> **Listed records**

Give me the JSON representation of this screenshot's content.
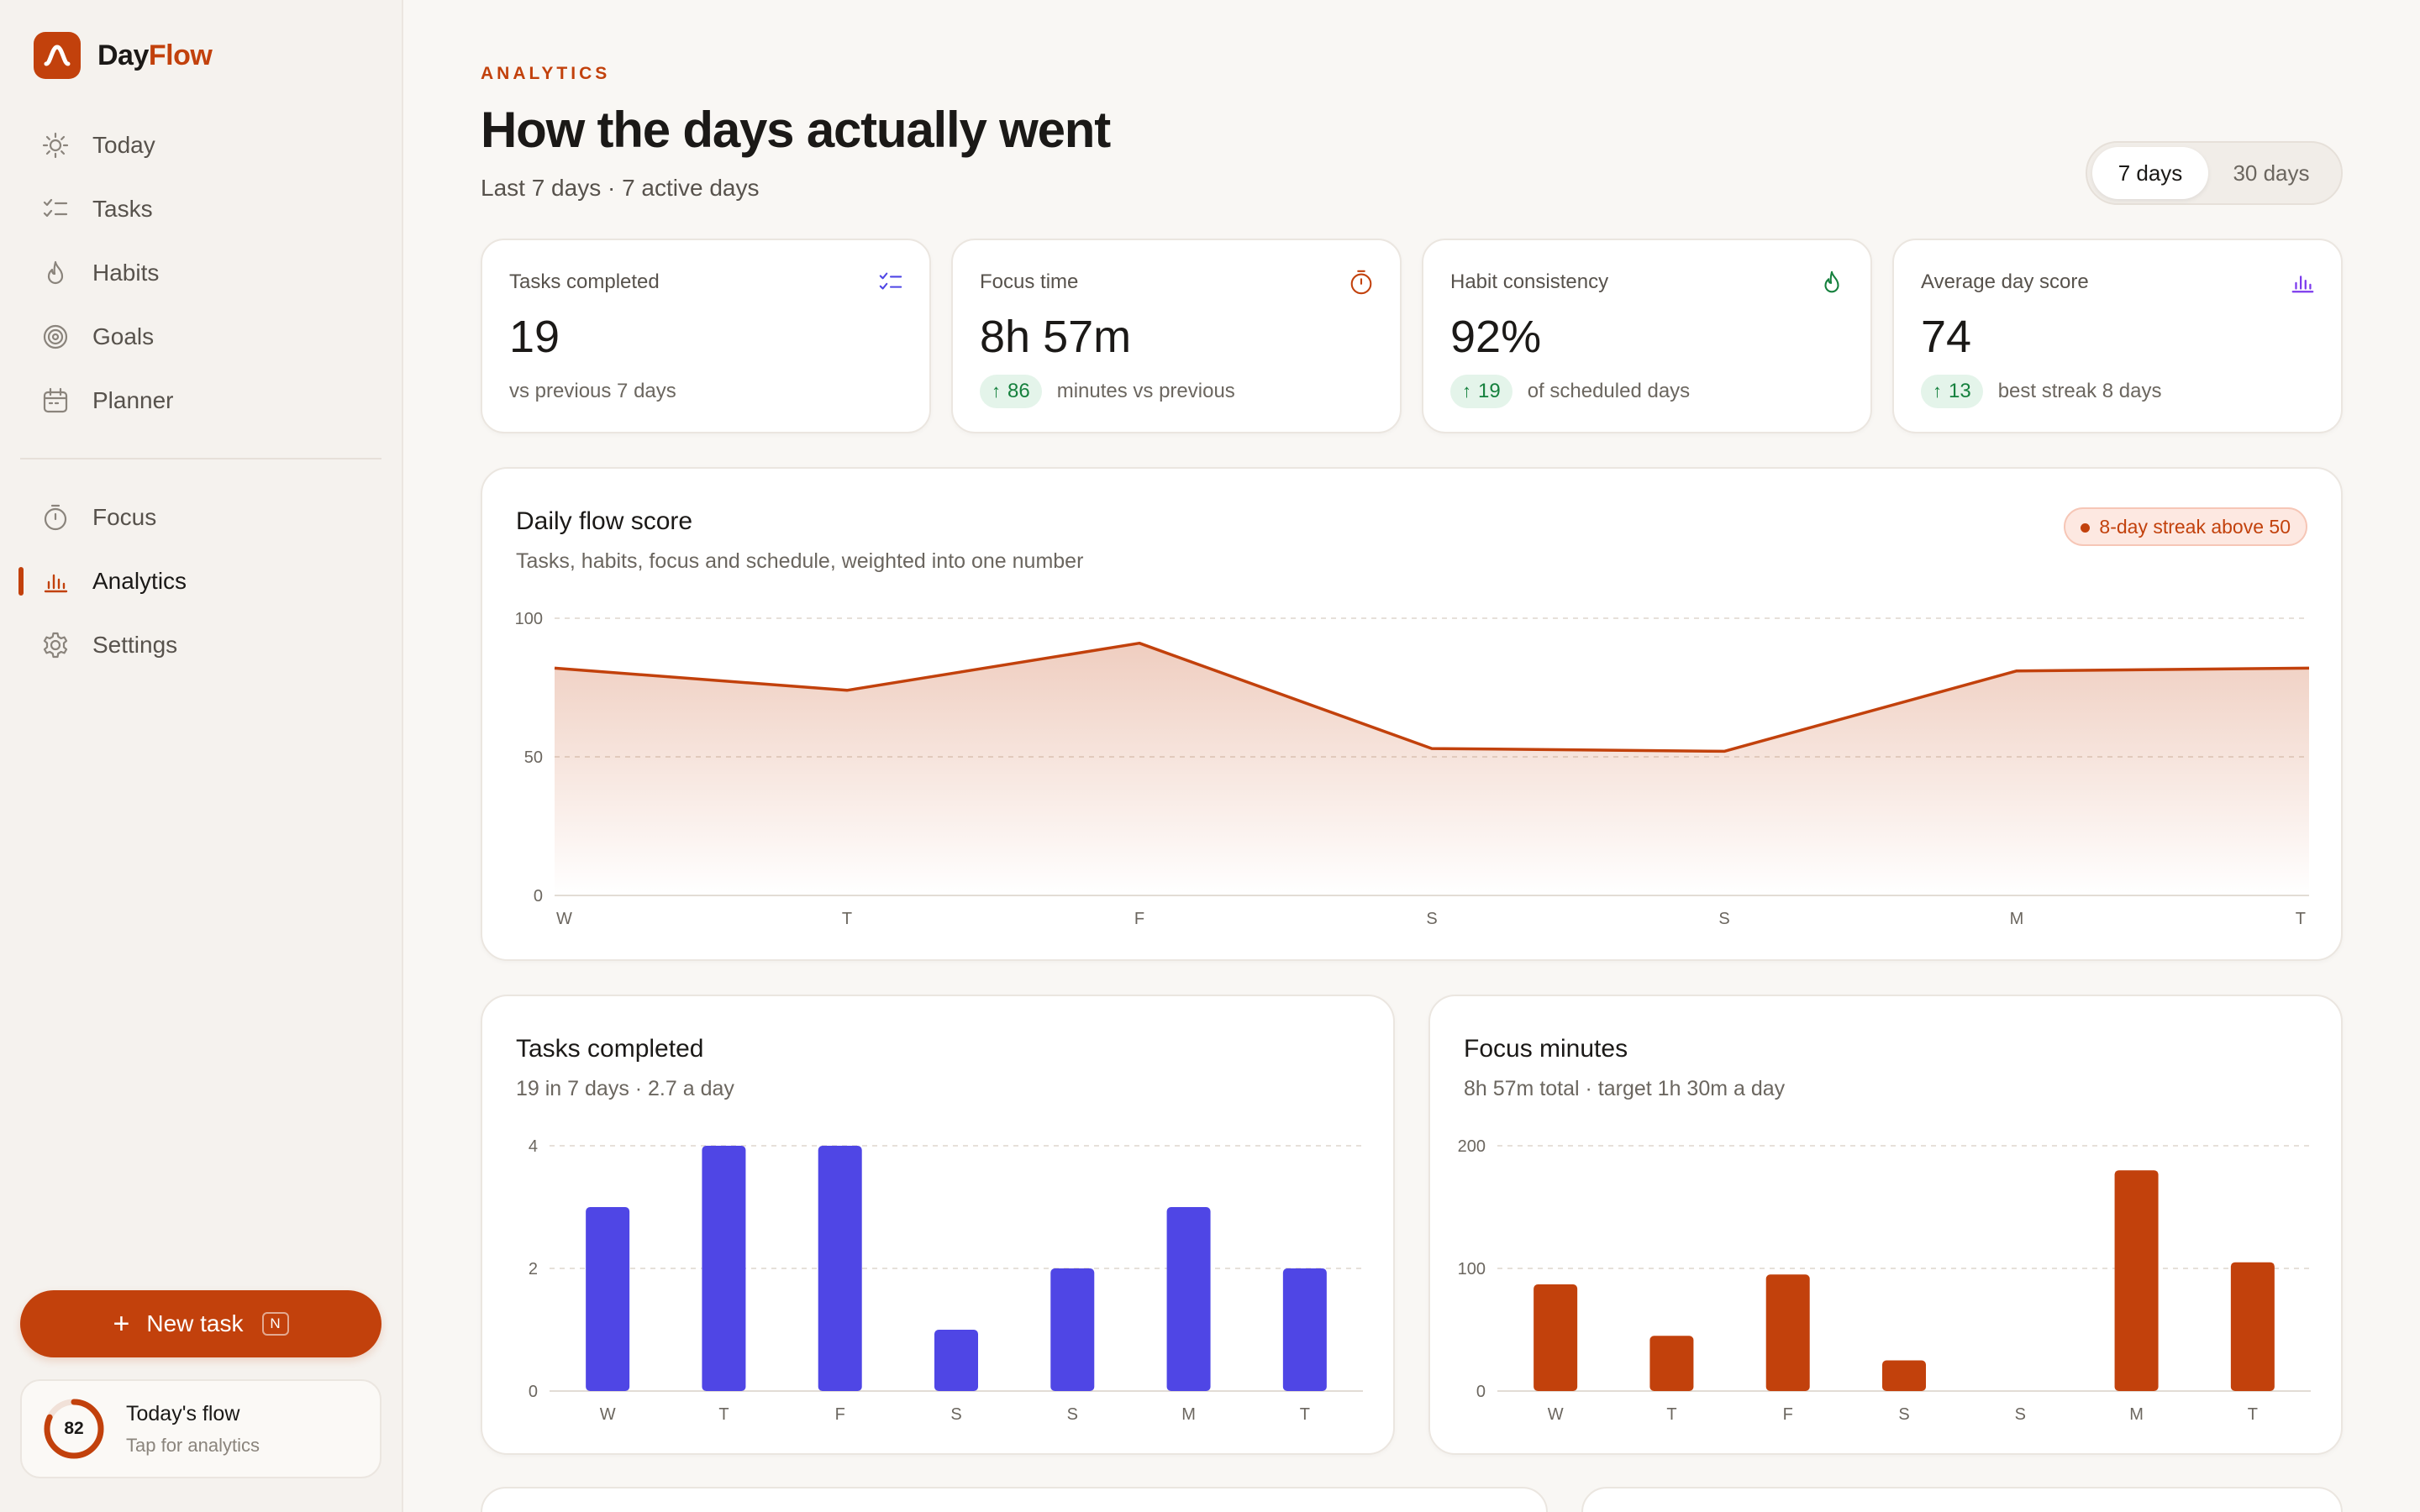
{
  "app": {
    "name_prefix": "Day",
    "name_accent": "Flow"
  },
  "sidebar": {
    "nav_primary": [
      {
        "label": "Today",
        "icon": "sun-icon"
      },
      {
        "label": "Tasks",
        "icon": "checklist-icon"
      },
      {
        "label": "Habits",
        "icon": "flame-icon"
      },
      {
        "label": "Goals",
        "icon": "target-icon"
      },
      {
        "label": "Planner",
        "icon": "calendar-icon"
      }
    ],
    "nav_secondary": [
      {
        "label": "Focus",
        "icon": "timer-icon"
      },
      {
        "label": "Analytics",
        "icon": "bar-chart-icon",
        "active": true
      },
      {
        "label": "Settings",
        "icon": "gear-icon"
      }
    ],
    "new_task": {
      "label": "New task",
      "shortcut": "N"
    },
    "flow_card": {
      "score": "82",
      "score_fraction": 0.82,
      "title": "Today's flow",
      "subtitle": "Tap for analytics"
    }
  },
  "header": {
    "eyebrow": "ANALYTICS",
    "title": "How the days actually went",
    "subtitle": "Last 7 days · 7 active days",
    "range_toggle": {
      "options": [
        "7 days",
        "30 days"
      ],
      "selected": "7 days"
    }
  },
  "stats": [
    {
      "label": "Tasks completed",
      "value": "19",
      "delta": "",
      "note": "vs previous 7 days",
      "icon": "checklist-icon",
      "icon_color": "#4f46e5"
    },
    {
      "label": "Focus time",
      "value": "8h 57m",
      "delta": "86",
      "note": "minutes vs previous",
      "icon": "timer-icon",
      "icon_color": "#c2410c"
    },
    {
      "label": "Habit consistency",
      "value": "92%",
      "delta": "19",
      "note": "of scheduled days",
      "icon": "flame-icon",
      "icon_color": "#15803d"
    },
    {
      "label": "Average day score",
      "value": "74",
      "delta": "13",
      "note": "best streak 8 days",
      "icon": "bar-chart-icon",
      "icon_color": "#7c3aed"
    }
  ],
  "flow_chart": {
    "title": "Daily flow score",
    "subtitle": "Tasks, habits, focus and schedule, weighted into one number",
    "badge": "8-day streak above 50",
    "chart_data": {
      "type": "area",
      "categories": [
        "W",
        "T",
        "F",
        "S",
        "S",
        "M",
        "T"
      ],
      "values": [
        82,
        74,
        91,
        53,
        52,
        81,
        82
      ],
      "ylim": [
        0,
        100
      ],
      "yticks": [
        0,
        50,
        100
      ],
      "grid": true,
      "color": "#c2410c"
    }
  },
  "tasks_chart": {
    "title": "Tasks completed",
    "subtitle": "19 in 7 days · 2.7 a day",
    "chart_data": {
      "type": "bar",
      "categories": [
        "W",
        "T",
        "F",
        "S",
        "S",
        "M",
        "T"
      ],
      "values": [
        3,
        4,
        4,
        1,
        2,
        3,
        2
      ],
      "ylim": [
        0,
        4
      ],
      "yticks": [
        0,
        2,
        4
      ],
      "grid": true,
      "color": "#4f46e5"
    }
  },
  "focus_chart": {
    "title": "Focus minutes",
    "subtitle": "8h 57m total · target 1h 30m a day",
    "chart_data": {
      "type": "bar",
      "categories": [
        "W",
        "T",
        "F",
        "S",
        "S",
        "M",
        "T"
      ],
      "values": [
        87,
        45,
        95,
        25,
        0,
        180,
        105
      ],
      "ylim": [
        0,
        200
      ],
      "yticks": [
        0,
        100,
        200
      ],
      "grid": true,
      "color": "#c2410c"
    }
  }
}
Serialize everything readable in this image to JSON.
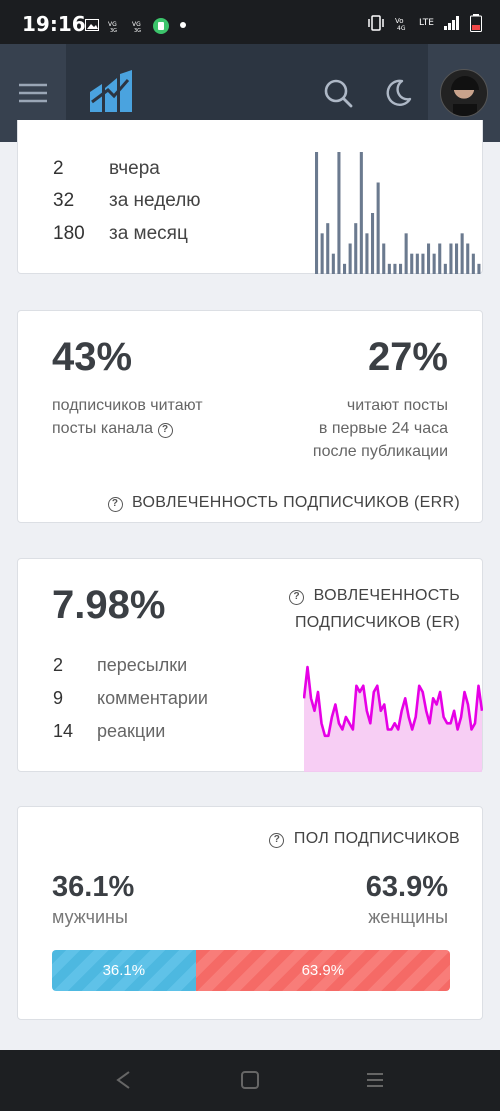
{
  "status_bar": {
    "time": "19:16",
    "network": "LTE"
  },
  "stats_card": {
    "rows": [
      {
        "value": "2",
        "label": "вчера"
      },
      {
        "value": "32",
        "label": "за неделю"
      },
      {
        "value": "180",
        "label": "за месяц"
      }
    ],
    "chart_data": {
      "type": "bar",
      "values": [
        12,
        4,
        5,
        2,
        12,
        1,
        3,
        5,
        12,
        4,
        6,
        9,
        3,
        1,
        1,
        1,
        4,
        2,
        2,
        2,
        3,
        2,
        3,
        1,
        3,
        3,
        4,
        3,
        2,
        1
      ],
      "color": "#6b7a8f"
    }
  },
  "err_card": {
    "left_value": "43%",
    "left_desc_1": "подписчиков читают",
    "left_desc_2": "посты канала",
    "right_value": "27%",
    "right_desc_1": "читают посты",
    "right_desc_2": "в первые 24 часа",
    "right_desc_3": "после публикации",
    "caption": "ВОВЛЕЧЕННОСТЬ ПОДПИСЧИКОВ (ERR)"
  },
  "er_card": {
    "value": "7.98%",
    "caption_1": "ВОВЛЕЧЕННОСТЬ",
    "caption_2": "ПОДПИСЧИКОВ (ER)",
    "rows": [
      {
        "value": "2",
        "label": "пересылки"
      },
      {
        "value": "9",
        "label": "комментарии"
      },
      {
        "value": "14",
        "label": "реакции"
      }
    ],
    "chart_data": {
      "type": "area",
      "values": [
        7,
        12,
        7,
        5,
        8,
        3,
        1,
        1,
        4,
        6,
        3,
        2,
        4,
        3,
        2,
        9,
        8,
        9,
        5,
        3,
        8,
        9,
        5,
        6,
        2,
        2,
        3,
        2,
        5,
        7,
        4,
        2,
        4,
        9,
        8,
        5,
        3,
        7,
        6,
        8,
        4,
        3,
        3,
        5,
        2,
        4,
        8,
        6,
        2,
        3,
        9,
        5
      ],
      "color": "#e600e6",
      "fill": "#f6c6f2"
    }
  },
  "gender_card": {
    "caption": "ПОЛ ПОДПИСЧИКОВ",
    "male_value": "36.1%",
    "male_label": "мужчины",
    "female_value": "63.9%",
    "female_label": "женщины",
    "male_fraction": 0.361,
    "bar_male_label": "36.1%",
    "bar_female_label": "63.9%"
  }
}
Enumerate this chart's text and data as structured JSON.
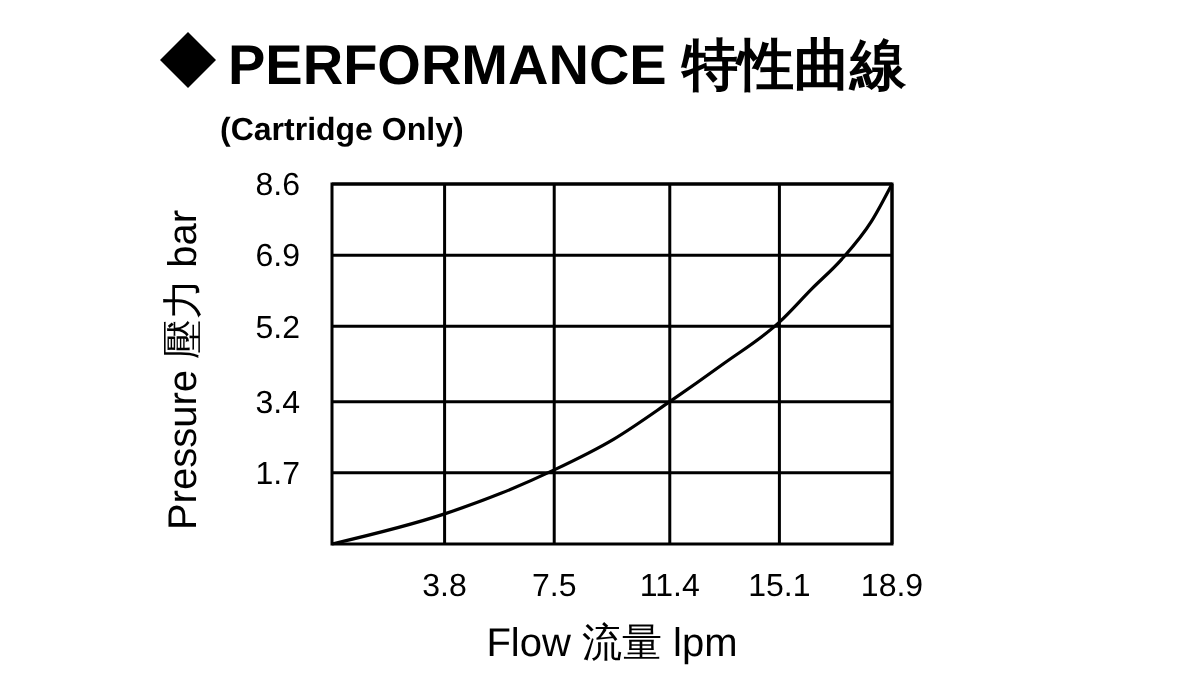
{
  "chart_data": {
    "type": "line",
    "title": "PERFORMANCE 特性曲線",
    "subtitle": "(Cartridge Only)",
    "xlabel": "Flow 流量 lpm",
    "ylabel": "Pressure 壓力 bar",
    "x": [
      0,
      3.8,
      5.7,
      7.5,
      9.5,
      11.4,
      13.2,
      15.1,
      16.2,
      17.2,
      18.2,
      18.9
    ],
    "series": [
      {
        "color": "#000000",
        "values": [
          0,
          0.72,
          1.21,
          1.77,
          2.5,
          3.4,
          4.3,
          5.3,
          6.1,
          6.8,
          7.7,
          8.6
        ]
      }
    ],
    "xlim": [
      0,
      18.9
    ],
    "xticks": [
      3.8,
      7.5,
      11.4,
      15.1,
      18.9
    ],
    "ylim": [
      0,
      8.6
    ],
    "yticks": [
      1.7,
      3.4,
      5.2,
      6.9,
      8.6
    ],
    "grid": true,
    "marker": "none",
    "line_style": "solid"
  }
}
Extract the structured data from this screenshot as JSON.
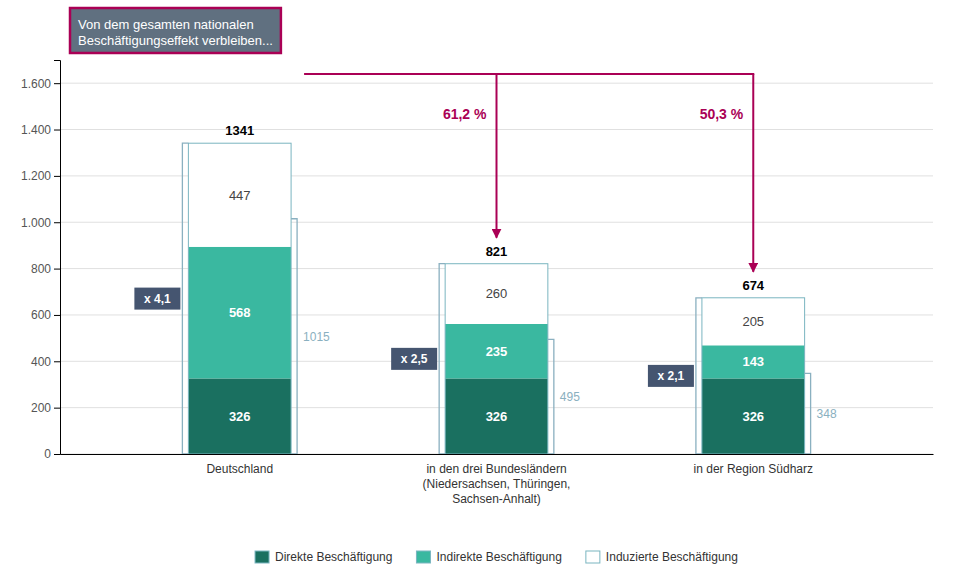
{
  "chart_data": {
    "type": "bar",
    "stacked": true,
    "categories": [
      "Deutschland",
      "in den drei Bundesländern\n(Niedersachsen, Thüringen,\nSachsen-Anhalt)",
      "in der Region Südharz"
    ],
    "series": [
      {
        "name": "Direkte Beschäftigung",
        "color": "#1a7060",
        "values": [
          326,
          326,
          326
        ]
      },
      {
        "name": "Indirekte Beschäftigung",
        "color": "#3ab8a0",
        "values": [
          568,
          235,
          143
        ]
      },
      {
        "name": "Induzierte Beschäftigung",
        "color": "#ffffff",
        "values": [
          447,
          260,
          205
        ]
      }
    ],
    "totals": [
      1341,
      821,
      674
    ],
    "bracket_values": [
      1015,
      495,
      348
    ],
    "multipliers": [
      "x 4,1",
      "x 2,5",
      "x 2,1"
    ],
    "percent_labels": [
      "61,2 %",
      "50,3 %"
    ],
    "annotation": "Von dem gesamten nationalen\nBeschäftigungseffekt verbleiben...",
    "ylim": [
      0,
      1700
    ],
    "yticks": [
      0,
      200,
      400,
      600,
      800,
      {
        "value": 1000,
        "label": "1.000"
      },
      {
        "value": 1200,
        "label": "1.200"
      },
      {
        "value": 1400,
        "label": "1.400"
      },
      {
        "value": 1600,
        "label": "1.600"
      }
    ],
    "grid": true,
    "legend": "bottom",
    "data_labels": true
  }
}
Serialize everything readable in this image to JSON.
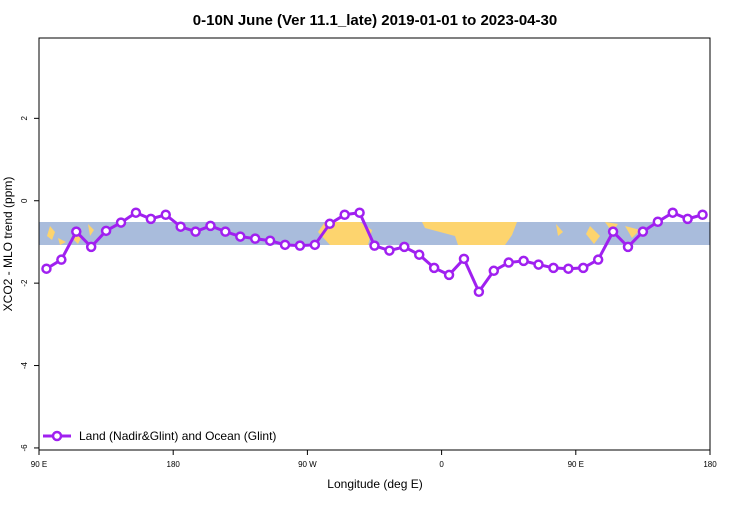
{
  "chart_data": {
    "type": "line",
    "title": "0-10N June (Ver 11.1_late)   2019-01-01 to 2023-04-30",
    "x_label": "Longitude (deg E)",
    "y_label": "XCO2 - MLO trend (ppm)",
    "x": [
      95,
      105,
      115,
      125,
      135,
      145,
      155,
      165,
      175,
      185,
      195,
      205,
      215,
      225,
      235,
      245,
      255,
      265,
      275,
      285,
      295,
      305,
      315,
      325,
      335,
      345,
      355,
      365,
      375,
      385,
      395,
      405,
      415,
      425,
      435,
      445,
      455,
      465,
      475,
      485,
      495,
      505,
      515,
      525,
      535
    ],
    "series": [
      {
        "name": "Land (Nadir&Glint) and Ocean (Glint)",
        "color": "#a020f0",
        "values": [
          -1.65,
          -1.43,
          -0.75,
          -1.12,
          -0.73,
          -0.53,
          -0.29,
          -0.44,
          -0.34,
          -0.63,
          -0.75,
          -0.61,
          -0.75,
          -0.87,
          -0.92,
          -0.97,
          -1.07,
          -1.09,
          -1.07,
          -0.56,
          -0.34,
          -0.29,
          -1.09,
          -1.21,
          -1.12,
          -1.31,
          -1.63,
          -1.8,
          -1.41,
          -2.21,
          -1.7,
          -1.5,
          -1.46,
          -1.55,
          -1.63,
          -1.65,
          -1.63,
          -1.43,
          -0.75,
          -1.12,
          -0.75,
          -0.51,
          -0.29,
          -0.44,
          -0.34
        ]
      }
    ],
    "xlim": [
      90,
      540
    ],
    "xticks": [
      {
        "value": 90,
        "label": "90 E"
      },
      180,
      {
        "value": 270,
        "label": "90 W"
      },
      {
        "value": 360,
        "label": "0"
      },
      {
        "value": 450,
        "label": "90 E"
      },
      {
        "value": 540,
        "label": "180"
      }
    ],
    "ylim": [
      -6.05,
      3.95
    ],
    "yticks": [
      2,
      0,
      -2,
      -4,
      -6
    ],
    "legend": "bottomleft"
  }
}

> **Stated task**
State only how many lines in the material include "читают".

> **The result**
2